## [WHAT IS BEING ASKED]
Extract the complete listing and repeat it word for word.

## [EXERCISE MATERIALS]
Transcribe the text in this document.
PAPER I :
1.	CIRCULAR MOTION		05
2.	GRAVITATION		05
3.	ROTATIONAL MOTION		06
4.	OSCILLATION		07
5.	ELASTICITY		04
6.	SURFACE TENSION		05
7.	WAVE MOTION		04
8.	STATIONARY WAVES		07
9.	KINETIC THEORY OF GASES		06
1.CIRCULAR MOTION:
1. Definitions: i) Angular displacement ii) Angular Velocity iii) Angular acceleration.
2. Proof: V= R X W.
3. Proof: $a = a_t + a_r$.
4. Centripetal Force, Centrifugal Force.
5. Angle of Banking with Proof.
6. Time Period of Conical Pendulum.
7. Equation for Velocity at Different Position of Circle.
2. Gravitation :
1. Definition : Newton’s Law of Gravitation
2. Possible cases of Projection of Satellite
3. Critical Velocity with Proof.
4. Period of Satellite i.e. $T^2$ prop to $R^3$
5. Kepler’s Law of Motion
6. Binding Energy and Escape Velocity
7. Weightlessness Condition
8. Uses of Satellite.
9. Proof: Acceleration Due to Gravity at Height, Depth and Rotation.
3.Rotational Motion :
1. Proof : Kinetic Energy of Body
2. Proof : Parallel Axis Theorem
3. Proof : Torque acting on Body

## [OUTPUT FOR THIS TASK]
Transcribe the text in this document.
PAPER I :
1.	CIRCULAR MOTION		05
2.	GRAVITATION		05
3.	ROTATIONAL MOTION		06
4.	OSCILLATION		07
5.	ELASTICITY		04
6.	SURFACE TENSION		05
7.	WAVE MOTION		04
8.	STATIONARY WAVES		07
9.	KINETIC THEORY OF GASES		06
1.CIRCULAR MOTION:
1. Definitions: i) Angular displacement ii) Angular Velocity iii) Angular acceleration.
2. Proof: V= R X W.
3. Proof: $a = a_t + a_r$.
4. Centripetal Force, Centrifugal Force.
5. Angle of Banking with Proof.
6. Time Period of Conical Pendulum.
7. Equation for Velocity at Different Position of Circle.
2. Gravitation :
1. Definition : Newton’s Law of Gravitation
2. Possible cases of Projection of Satellite
3. Critical Velocity with Proof.
4. Period of Satellite i.e. $T^2$ prop to $R^3$
5. Kepler’s Law of Motion
6. Binding Energy and Escape Velocity
7. Weightlessness Condition
8. Uses of Satellite.
9. Proof: Acceleration Due to Gravity at Height, Depth and Rotation.
3.Rotational Motion :
1. Proof : Kinetic Energy of Body
2. Proof : Parallel Axis Theorem
3. Proof : Torque acting on Body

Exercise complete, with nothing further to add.